Turn the lines from the first one up to and including the line containing "560, 318, 618]" into a numbered list, omitting any blank lines.

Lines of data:

- - - - -

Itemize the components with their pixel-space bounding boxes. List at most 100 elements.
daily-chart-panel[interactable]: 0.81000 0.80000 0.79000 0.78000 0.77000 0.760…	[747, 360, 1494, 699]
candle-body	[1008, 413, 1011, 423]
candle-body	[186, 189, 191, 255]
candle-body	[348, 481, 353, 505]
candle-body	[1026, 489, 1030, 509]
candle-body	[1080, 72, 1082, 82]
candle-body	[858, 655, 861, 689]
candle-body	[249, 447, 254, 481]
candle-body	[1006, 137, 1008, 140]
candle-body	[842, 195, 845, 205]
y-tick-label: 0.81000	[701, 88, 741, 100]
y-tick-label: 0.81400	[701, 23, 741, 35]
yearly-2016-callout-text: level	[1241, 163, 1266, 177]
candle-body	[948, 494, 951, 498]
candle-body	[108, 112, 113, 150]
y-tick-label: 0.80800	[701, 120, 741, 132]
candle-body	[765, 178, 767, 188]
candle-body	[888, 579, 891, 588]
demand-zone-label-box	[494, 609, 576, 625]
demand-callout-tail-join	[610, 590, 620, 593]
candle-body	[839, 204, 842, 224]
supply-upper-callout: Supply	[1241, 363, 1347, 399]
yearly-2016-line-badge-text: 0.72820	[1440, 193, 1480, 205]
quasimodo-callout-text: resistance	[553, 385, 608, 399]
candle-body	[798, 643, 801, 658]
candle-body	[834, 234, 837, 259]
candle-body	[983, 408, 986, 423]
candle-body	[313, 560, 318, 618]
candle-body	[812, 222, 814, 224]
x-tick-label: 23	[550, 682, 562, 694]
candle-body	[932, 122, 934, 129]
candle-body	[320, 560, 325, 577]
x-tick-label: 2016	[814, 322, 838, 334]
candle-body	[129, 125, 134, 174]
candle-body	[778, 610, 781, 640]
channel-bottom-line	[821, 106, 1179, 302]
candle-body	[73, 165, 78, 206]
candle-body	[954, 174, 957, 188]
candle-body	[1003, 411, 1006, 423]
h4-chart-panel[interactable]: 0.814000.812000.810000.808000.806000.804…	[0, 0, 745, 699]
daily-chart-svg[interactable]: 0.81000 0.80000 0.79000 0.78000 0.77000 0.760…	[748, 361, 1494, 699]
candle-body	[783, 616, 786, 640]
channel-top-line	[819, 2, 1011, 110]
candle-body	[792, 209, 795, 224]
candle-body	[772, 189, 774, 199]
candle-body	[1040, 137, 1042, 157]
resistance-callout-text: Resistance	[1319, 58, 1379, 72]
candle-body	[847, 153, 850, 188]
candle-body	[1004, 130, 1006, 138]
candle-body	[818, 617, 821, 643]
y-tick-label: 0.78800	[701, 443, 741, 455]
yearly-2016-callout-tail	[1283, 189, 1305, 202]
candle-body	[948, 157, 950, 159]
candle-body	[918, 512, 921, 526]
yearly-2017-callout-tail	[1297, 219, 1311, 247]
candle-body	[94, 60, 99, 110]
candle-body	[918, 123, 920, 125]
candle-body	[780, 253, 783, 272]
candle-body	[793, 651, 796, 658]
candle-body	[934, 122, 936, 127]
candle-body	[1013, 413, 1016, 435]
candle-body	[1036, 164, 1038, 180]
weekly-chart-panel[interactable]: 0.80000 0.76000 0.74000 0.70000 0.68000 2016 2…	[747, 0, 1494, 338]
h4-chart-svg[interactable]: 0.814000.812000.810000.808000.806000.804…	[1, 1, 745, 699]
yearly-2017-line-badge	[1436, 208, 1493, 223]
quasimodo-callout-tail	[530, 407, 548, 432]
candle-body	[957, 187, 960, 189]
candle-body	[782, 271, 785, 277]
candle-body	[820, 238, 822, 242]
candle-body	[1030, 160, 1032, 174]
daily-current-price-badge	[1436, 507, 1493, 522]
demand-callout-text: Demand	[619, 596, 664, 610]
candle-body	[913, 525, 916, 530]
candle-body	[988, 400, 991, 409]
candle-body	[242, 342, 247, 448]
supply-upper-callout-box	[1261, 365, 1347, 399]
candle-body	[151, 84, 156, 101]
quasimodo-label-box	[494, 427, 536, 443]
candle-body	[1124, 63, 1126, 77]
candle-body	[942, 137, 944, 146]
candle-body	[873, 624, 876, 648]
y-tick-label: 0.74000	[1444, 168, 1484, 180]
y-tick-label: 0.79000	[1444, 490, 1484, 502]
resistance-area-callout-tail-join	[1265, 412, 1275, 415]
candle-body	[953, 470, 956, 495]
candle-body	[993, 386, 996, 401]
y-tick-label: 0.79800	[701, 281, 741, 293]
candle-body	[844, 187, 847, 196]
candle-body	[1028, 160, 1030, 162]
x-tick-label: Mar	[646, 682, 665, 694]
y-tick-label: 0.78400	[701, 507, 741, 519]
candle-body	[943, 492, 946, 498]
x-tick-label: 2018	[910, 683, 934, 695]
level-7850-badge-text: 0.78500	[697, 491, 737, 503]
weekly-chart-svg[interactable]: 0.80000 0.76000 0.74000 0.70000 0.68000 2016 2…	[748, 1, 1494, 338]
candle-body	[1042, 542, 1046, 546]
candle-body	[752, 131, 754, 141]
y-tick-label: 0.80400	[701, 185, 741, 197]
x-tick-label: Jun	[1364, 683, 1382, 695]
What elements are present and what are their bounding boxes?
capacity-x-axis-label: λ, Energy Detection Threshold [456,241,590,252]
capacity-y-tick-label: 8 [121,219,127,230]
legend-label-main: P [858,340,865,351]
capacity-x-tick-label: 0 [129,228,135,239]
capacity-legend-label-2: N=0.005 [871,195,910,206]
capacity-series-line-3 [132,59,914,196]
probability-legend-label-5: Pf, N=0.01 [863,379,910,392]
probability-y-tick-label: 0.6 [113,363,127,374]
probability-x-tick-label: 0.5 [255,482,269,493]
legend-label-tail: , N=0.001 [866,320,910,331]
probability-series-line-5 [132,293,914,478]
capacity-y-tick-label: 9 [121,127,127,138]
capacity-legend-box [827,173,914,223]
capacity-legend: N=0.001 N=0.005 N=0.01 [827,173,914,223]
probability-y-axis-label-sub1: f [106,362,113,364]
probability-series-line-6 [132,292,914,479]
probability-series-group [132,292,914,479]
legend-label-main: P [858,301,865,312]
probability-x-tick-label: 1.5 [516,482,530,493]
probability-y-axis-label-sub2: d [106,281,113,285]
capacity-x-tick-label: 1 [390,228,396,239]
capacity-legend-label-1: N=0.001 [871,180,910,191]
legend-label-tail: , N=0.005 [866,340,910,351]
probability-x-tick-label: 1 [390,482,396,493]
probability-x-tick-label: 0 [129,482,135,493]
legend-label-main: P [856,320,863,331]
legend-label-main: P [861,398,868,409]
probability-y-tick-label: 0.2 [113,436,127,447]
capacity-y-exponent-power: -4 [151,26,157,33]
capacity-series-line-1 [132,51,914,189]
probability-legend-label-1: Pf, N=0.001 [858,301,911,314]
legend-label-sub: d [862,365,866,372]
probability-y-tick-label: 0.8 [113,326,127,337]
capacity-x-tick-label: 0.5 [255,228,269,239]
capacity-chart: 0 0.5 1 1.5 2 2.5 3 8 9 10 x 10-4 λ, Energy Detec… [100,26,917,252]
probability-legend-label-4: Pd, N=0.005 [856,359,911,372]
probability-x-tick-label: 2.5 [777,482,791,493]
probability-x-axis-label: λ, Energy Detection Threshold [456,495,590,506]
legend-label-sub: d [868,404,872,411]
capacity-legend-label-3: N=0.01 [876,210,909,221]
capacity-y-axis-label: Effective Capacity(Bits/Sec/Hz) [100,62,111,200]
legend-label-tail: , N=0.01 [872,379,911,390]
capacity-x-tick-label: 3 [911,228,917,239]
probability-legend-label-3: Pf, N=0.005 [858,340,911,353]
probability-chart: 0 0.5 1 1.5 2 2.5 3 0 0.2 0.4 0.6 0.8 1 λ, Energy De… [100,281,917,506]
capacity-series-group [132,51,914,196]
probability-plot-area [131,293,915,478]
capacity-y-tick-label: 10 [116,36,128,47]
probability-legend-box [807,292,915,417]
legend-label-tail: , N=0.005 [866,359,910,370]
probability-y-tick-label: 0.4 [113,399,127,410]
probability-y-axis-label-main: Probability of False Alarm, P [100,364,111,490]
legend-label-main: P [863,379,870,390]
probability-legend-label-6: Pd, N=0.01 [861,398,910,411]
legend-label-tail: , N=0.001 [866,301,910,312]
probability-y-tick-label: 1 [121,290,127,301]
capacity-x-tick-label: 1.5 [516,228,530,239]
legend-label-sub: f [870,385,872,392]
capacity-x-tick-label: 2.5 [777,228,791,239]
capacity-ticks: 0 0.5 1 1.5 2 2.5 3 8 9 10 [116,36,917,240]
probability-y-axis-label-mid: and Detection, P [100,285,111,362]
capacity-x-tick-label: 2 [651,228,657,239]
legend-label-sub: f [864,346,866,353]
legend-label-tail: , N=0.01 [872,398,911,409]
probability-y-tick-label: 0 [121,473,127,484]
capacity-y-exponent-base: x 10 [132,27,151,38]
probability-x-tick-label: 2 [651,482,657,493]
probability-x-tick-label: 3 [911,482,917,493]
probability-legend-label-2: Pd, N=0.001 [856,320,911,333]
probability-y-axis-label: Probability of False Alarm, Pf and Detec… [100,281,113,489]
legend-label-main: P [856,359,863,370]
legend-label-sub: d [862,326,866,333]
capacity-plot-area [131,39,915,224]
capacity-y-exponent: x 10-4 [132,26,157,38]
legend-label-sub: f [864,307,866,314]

- - - - -

#### [WRITTEN ANSWER]
1. Itemize the components with their pixel-space bounding boxes. List at most 100 elements.
2. daily-chart-panel[interactable]: 0.81000 0.80000 0.79000 0.78000 0.77000 0.760…	[747, 360, 1494, 699]
3. candle-body	[1008, 413, 1011, 423]
4. candle-body	[186, 189, 191, 255]
5. candle-body	[348, 481, 353, 505]
6. candle-body	[1026, 489, 1030, 509]
7. candle-body	[1080, 72, 1082, 82]
8. candle-body	[858, 655, 861, 689]
9. candle-body	[249, 447, 254, 481]
10. candle-body	[1006, 137, 1008, 140]
11. candle-body	[842, 195, 845, 205]
12. y-tick-label: 0.81000	[701, 88, 741, 100]
13. y-tick-label: 0.81400	[701, 23, 741, 35]
14. yearly-2016-callout-text: level	[1241, 163, 1266, 177]
15. candle-body	[948, 494, 951, 498]
16. candle-body	[108, 112, 113, 150]
17. y-tick-label: 0.80800	[701, 120, 741, 132]
18. candle-body	[765, 178, 767, 188]
19. candle-body	[888, 579, 891, 588]
20. demand-zone-label-box	[494, 609, 576, 625]
21. demand-callout-tail-join	[610, 590, 620, 593]
22. candle-body	[839, 204, 842, 224]
23. supply-upper-callout: Supply	[1241, 363, 1347, 399]
24. yearly-2016-line-badge-text: 0.72820	[1440, 193, 1480, 205]
25. quasimodo-callout-text: resistance	[553, 385, 608, 399]
26. candle-body	[798, 643, 801, 658]
27. candle-body	[834, 234, 837, 259]
28. candle-body	[983, 408, 986, 423]
29. candle-body	[313, 560, 318, 618]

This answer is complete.